■ RECORDS ■
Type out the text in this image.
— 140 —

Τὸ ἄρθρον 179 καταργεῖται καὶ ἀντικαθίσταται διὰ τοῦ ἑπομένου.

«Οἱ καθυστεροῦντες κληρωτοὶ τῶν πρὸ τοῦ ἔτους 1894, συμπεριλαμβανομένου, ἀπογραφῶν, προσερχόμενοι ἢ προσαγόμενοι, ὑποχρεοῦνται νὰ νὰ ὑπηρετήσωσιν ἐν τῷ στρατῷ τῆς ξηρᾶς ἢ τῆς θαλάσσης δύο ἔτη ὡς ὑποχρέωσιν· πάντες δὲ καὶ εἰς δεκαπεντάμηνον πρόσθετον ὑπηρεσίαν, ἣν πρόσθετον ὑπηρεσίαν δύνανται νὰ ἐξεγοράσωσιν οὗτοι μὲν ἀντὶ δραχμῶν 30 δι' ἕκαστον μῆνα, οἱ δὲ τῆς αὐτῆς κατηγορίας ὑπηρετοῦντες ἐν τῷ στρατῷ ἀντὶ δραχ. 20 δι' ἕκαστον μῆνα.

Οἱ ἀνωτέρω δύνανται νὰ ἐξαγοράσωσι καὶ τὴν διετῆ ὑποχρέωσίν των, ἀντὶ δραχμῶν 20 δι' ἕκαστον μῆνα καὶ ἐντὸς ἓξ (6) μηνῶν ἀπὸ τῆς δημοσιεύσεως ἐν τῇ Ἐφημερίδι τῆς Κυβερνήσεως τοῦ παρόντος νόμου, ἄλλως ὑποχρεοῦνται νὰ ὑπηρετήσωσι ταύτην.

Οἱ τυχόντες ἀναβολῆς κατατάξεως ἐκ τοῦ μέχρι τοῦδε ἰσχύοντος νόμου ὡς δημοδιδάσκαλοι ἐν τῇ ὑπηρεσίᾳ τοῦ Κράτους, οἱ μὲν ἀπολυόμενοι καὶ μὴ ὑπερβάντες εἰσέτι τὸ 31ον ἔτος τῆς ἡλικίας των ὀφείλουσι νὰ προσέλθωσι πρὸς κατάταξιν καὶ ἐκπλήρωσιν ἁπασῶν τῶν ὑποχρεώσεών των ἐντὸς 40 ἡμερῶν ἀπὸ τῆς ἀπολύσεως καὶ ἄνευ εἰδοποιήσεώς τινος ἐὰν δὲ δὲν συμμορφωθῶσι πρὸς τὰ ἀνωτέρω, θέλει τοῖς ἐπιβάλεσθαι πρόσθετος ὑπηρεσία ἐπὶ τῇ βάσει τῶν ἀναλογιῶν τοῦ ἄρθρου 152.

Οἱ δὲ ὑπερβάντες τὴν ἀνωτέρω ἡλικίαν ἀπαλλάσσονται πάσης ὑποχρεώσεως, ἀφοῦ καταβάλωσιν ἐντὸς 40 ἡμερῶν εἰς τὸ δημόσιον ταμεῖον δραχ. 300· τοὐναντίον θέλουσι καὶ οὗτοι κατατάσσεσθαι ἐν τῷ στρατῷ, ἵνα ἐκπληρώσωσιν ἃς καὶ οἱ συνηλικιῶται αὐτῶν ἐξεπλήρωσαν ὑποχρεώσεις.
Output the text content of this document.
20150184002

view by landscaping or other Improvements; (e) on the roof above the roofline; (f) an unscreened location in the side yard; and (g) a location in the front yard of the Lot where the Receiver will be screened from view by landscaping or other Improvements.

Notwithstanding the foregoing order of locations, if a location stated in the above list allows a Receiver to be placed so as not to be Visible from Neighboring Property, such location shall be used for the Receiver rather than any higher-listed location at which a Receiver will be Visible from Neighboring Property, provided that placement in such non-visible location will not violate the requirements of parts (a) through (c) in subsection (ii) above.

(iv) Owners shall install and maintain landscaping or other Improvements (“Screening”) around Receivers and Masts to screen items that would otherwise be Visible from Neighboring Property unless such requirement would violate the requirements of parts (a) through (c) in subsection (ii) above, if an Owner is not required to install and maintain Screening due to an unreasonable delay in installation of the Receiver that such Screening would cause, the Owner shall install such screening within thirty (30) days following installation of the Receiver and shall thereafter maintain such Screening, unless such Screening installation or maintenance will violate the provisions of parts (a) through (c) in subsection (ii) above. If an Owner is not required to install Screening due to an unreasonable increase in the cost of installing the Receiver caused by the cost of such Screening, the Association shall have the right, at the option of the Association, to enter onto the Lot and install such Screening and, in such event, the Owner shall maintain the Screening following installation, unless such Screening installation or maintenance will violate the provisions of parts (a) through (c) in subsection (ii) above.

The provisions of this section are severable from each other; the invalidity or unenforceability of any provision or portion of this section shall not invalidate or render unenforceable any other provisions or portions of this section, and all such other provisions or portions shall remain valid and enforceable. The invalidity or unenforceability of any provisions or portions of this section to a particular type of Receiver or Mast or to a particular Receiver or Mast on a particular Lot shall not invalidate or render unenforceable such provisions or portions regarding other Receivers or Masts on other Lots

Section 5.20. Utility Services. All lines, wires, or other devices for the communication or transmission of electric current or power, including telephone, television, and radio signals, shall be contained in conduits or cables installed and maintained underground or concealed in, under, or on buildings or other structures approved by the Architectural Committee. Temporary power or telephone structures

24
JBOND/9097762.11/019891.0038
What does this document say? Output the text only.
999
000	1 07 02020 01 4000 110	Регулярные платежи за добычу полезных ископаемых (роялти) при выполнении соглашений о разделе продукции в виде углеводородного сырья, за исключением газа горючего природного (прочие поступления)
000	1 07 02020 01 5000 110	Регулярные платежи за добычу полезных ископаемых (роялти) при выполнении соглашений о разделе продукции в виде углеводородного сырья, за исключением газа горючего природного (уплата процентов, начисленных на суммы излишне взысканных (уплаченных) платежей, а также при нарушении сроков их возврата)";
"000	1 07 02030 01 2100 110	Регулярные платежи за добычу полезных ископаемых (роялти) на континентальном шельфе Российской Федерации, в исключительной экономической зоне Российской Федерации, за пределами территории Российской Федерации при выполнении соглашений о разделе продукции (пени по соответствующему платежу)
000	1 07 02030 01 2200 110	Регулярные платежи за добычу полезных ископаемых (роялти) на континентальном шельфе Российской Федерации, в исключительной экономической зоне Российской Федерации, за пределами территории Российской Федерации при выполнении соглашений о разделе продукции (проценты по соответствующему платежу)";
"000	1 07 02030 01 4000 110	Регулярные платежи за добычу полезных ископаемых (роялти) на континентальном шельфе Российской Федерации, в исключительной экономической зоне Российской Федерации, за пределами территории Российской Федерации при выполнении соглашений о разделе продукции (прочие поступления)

■ WORK INSTRUCTIONS ■
Extract the full listing above without alteration.

■ RESULT ■
Type out the text in this image.
— 140 —

Τὸ ἄρθρον 179 καταργεῖται καὶ ἀντικαθίσταται διὰ τοῦ ἑπομένου.

«Οἱ καθυστεροῦντες κληρωτοὶ τῶν πρὸ τοῦ ἔτους 1894, συμπεριλαμβανομένου, ἀπογραφῶν, προσερχόμενοι ἢ προσαγόμενοι, ὑποχρεοῦνται νὰ νὰ ὑπηρετήσωσιν ἐν τῷ στρατῷ τῆς ξηρᾶς ἢ τῆς θαλάσσης δύο ἔτη ὡς ὑποχρέωσιν· πάντες δὲ καὶ εἰς δεκαπεντάμηνον πρόσθετον ὑπηρεσίαν, ἣν πρόσθετον ὑπηρεσίαν δύνανται νὰ ἐξεγοράσωσιν οὗτοι μὲν ἀντὶ δραχμῶν 30 δι' ἕκαστον μῆνα, οἱ δὲ τῆς αὐτῆς κατηγορίας ὑπηρετοῦντες ἐν τῷ στρατῷ ἀντὶ δραχ. 20 δι' ἕκαστον μῆνα.

Οἱ ἀνωτέρω δύνανται νὰ ἐξαγοράσωσι καὶ τὴν διετῆ ὑποχρέωσίν των, ἀντὶ δραχμῶν 20 δι' ἕκαστον μῆνα καὶ ἐντὸς ἓξ (6) μηνῶν ἀπὸ τῆς δημοσιεύσεως ἐν τῇ Ἐφημερίδι τῆς Κυβερνήσεως τοῦ παρόντος νόμου, ἄλλως ὑποχρεοῦνται νὰ ὑπηρετήσωσι ταύτην.

Οἱ τυχόντες ἀναβολῆς κατατάξεως ἐκ τοῦ μέχρι τοῦδε ἰσχύοντος νόμου ὡς δημοδιδάσκαλοι ἐν τῇ ὑπηρεσίᾳ τοῦ Κράτους, οἱ μὲν ἀπολυόμενοι καὶ μὴ ὑπερβάντες εἰσέτι τὸ 31ον ἔτος τῆς ἡλικίας των ὀφείλουσι νὰ προσέλθωσι πρὸς κατάταξιν καὶ ἐκπλήρωσιν ἁπασῶν τῶν ὑποχρεώσεών των ἐντὸς 40 ἡμερῶν ἀπὸ τῆς ἀπολύσεως καὶ ἄνευ εἰδοποιήσεώς τινος ἐὰν δὲ δὲν συμμορφωθῶσι πρὸς τὰ ἀνωτέρω, θέλει τοῖς ἐπιβάλεσθαι πρόσθετος ὑπηρεσία ἐπὶ τῇ βάσει τῶν ἀναλογιῶν τοῦ ἄρθρου 152.

Οἱ δὲ ὑπερβάντες τὴν ἀνωτέρω ἡλικίαν ἀπαλλάσσονται πάσης ὑποχρεώσεως, ἀφοῦ καταβάλωσιν ἐντὸς 40 ἡμερῶν εἰς τὸ δημόσιον ταμεῖον δραχ. 300· τοὐναντίον θέλουσι καὶ οὗτοι κατατάσσεσθαι ἐν τῷ στρατῷ, ἵνα ἐκπληρώσωσιν ἃς καὶ οἱ συνηλικιῶται αὐτῶν ἐξεπλήρωσαν ὑποχρεώσεις.
Output the text content of this document.
20150184002

view by landscaping or other Improvements; (e) on the roof above the roofline; (f) an unscreened location in the side yard; and (g) a location in the front yard of the Lot where the Receiver will be screened from view by landscaping or other Improvements.

Notwithstanding the foregoing order of locations, if a location stated in the above list allows a Receiver to be placed so as not to be Visible from Neighboring Property, such location shall be used for the Receiver rather than any higher-listed location at which a Receiver will be Visible from Neighboring Property, provided that placement in such non-visible location will not violate the requirements of parts (a) through (c) in subsection (ii) above.

(iv) Owners shall install and maintain landscaping or other Improvements (“Screening”) around Receivers and Masts to screen items that would otherwise be Visible from Neighboring Property unless such requirement would violate the requirements of parts (a) through (c) in subsection (ii) above, if an Owner is not required to install and maintain Screening due to an unreasonable delay in installation of the Receiver that such Screening would cause, the Owner shall install such screening within thirty (30) days following installation of the Receiver and shall thereafter maintain such Screening, unless such Screening installation or maintenance will violate the provisions of parts (a) through (c) in subsection (ii) above. If an Owner is not required to install Screening due to an unreasonable increase in the cost of installing the Receiver caused by the cost of such Screening, the Association shall have the right, at the option of the Association, to enter onto the Lot and install such Screening and, in such event, the Owner shall maintain the Screening following installation, unless such Screening installation or maintenance will violate the provisions of parts (a) through (c) in subsection (ii) above.

The provisions of this section are severable from each other; the invalidity or unenforceability of any provision or portion of this section shall not invalidate or render unenforceable any other provisions or portions of this section, and all such other provisions or portions shall remain valid and enforceable. The invalidity or unenforceability of any provisions or portions of this section to a particular type of Receiver or Mast or to a particular Receiver or Mast on a particular Lot shall not invalidate or render unenforceable such provisions or portions regarding other Receivers or Masts on other Lots

Section 5.20. Utility Services. All lines, wires, or other devices for the communication or transmission of electric current or power, including telephone, television, and radio signals, shall be contained in conduits or cables installed and maintained underground or concealed in, under, or on buildings or other structures approved by the Architectural Committee. Temporary power or telephone structures

24
JBOND/9097762.11/019891.0038
What does this document say? Output the text only.
999
000	1 07 02020 01 4000 110	Регулярные платежи за добычу полезных ископаемых (роялти) при выполнении соглашений о разделе продукции в виде углеводородного сырья, за исключением газа горючего природного (прочие поступления)
000	1 07 02020 01 5000 110	Регулярные платежи за добычу полезных ископаемых (роялти) при выполнении соглашений о разделе продукции в виде углеводородного сырья, за исключением газа горючего природного (уплата процентов, начисленных на суммы излишне взысканных (уплаченных) платежей, а также при нарушении сроков их возврата)";
"000	1 07 02030 01 2100 110	Регулярные платежи за добычу полезных ископаемых (роялти) на континентальном шельфе Российской Федерации, в исключительной экономической зоне Российской Федерации, за пределами территории Российской Федерации при выполнении соглашений о разделе продукции (пени по соответствующему платежу)
000	1 07 02030 01 2200 110	Регулярные платежи за добычу полезных ископаемых (роялти) на континентальном шельфе Российской Федерации, в исключительной экономической зоне Российской Федерации, за пределами территории Российской Федерации при выполнении соглашений о разделе продукции (проценты по соответствующему платежу)";
"000	1 07 02030 01 4000 110	Регулярные платежи за добычу полезных ископаемых (роялти) на континентальном шельфе Российской Федерации, в исключительной экономической зоне Российской Федерации, за пределами территории Российской Федерации при выполнении соглашений о разделе продукции (прочие поступления)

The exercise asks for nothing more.